» **RECORDS FOR THE EXERCISE**:
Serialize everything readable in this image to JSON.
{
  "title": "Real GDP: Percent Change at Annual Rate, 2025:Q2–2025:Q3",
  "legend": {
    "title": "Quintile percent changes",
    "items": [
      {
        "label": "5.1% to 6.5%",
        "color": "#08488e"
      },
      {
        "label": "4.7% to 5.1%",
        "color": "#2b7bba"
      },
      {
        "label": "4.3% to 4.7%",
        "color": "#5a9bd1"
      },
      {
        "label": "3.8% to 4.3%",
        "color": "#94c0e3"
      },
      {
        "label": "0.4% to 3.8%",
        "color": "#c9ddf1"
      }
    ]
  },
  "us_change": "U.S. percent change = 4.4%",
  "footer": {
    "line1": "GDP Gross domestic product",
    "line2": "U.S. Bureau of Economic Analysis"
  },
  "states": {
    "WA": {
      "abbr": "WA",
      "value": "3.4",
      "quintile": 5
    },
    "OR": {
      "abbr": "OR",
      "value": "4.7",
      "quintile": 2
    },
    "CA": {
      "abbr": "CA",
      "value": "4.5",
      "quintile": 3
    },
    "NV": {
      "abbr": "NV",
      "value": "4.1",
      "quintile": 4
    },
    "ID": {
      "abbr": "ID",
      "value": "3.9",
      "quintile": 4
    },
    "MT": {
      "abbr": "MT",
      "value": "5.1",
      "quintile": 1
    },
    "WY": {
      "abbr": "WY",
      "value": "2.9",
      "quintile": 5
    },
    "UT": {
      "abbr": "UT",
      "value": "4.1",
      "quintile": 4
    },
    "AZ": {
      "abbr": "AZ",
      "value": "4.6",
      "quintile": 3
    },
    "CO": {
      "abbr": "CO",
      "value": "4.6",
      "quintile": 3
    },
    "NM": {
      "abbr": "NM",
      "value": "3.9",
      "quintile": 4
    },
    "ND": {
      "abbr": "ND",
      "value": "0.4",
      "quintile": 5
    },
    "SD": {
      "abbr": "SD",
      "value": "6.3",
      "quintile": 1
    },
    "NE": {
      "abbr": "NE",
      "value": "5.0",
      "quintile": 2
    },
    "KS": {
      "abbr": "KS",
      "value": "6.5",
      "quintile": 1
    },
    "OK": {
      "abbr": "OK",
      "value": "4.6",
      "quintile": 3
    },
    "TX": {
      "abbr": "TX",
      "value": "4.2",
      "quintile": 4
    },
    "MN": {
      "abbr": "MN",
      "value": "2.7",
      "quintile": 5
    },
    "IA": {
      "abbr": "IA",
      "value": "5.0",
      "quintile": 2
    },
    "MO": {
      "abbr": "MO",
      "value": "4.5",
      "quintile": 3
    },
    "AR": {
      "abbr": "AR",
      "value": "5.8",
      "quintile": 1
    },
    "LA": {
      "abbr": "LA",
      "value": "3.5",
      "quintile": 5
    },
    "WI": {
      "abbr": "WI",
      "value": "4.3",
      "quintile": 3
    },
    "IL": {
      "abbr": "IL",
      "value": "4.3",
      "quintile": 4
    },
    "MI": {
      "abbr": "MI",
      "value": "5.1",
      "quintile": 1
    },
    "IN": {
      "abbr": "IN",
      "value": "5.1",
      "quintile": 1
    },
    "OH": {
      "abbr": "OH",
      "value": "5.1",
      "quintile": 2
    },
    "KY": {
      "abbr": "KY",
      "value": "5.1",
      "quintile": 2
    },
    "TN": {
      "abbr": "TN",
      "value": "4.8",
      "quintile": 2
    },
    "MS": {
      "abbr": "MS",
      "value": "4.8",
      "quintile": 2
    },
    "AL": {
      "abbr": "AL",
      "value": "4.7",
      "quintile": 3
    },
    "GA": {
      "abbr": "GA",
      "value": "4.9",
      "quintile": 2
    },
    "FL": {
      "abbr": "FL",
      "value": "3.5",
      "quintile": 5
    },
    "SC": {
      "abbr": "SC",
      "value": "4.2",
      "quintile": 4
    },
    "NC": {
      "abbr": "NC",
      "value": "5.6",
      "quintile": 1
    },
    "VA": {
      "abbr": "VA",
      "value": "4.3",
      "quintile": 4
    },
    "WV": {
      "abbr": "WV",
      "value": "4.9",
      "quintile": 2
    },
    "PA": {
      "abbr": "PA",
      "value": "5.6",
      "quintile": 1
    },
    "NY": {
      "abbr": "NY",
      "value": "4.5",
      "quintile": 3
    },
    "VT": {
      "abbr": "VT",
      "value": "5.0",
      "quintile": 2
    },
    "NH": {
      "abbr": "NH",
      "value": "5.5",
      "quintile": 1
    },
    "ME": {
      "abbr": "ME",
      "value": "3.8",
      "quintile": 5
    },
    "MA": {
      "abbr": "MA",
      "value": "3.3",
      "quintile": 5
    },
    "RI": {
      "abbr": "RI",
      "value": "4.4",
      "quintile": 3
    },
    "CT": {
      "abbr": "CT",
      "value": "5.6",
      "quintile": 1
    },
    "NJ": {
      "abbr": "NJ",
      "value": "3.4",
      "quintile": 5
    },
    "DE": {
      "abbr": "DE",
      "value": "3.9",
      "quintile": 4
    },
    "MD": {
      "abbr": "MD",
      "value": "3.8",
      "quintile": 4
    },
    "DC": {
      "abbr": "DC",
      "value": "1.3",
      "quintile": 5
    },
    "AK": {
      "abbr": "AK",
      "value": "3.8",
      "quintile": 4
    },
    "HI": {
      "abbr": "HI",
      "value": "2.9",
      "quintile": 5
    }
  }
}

» **EXERCISE INSTRUCTIONS**: Reproduce each entry exactly, leaving out nothing.

» **WORKED SOLUTION**:
Serialize everything readable in this image to JSON.
{
  "title": "Real GDP: Percent Change at Annual Rate, 2025:Q2–2025:Q3",
  "legend": {
    "title": "Quintile percent changes",
    "items": [
      {
        "label": "5.1% to 6.5%",
        "color": "#08488e"
      },
      {
        "label": "4.7% to 5.1%",
        "color": "#2b7bba"
      },
      {
        "label": "4.3% to 4.7%",
        "color": "#5a9bd1"
      },
      {
        "label": "3.8% to 4.3%",
        "color": "#94c0e3"
      },
      {
        "label": "0.4% to 3.8%",
        "color": "#c9ddf1"
      }
    ]
  },
  "us_change": "U.S. percent change = 4.4%",
  "footer": {
    "line1": "GDP Gross domestic product",
    "line2": "U.S. Bureau of Economic Analysis"
  },
  "states": {
    "WA": {
      "abbr": "WA",
      "value": "3.4",
      "quintile": 5
    },
    "OR": {
      "abbr": "OR",
      "value": "4.7",
      "quintile": 2
    },
    "CA": {
      "abbr": "CA",
      "value": "4.5",
      "quintile": 3
    },
    "NV": {
      "abbr": "NV",
      "value": "4.1",
      "quintile": 4
    },
    "ID": {
      "abbr": "ID",
      "value": "3.9",
      "quintile": 4
    },
    "MT": {
      "abbr": "MT",
      "value": "5.1",
      "quintile": 1
    },
    "WY": {
      "abbr": "WY",
      "value": "2.9",
      "quintile": 5
    },
    "UT": {
      "abbr": "UT",
      "value": "4.1",
      "quintile": 4
    },
    "AZ": {
      "abbr": "AZ",
      "value": "4.6",
      "quintile": 3
    },
    "CO": {
      "abbr": "CO",
      "value": "4.6",
      "quintile": 3
    },
    "NM": {
      "abbr": "NM",
      "value": "3.9",
      "quintile": 4
    },
    "ND": {
      "abbr": "ND",
      "value": "0.4",
      "quintile": 5
    },
    "SD": {
      "abbr": "SD",
      "value": "6.3",
      "quintile": 1
    },
    "NE": {
      "abbr": "NE",
      "value": "5.0",
      "quintile": 2
    },
    "KS": {
      "abbr": "KS",
      "value": "6.5",
      "quintile": 1
    },
    "OK": {
      "abbr": "OK",
      "value": "4.6",
      "quintile": 3
    },
    "TX": {
      "abbr": "TX",
      "value": "4.2",
      "quintile": 4
    },
    "MN": {
      "abbr": "MN",
      "value": "2.7",
      "quintile": 5
    },
    "IA": {
      "abbr": "IA",
      "value": "5.0",
      "quintile": 2
    },
    "MO": {
      "abbr": "MO",
      "value": "4.5",
      "quintile": 3
    },
    "AR": {
      "abbr": "AR",
      "value": "5.8",
      "quintile": 1
    },
    "LA": {
      "abbr": "LA",
      "value": "3.5",
      "quintile": 5
    },
    "WI": {
      "abbr": "WI",
      "value": "4.3",
      "quintile": 3
    },
    "IL": {
      "abbr": "IL",
      "value": "4.3",
      "quintile": 4
    },
    "MI": {
      "abbr": "MI",
      "value": "5.1",
      "quintile": 1
    },
    "IN": {
      "abbr": "IN",
      "value": "5.1",
      "quintile": 1
    },
    "OH": {
      "abbr": "OH",
      "value": "5.1",
      "quintile": 2
    },
    "KY": {
      "abbr": "KY",
      "value": "5.1",
      "quintile": 2
    },
    "TN": {
      "abbr": "TN",
      "value": "4.8",
      "quintile": 2
    },
    "MS": {
      "abbr": "MS",
      "value": "4.8",
      "quintile": 2
    },
    "AL": {
      "abbr": "AL",
      "value": "4.7",
      "quintile": 3
    },
    "GA": {
      "abbr": "GA",
      "value": "4.9",
      "quintile": 2
    },
    "FL": {
      "abbr": "FL",
      "value": "3.5",
      "quintile": 5
    },
    "SC": {
      "abbr": "SC",
      "value": "4.2",
      "quintile": 4
    },
    "NC": {
      "abbr": "NC",
      "value": "5.6",
      "quintile": 1
    },
    "VA": {
      "abbr": "VA",
      "value": "4.3",
      "quintile": 4
    },
    "WV": {
      "abbr": "WV",
      "value": "4.9",
      "quintile": 2
    },
    "PA": {
      "abbr": "PA",
      "value": "5.6",
      "quintile": 1
    },
    "NY": {
      "abbr": "NY",
      "value": "4.5",
      "quintile": 3
    },
    "VT": {
      "abbr": "VT",
      "value": "5.0",
      "quintile": 2
    },
    "NH": {
      "abbr": "NH",
      "value": "5.5",
      "quintile": 1
    },
    "ME": {
      "abbr": "ME",
      "value": "3.8",
      "quintile": 5
    },
    "MA": {
      "abbr": "MA",
      "value": "3.3",
      "quintile": 5
    },
    "RI": {
      "abbr": "RI",
      "value": "4.4",
      "quintile": 3
    },
    "CT": {
      "abbr": "CT",
      "value": "5.6",
      "quintile": 1
    },
    "NJ": {
      "abbr": "NJ",
      "value": "3.4",
      "quintile": 5
    },
    "DE": {
      "abbr": "DE",
      "value": "3.9",
      "quintile": 4
    },
    "MD": {
      "abbr": "MD",
      "value": "3.8",
      "quintile": 4
    },
    "DC": {
      "abbr": "DC",
      "value": "1.3",
      "quintile": 5
    },
    "AK": {
      "abbr": "AK",
      "value": "3.8",
      "quintile": 4
    },
    "HI": {
      "abbr": "HI",
      "value": "2.9",
      "quintile": 5
    }
  }
}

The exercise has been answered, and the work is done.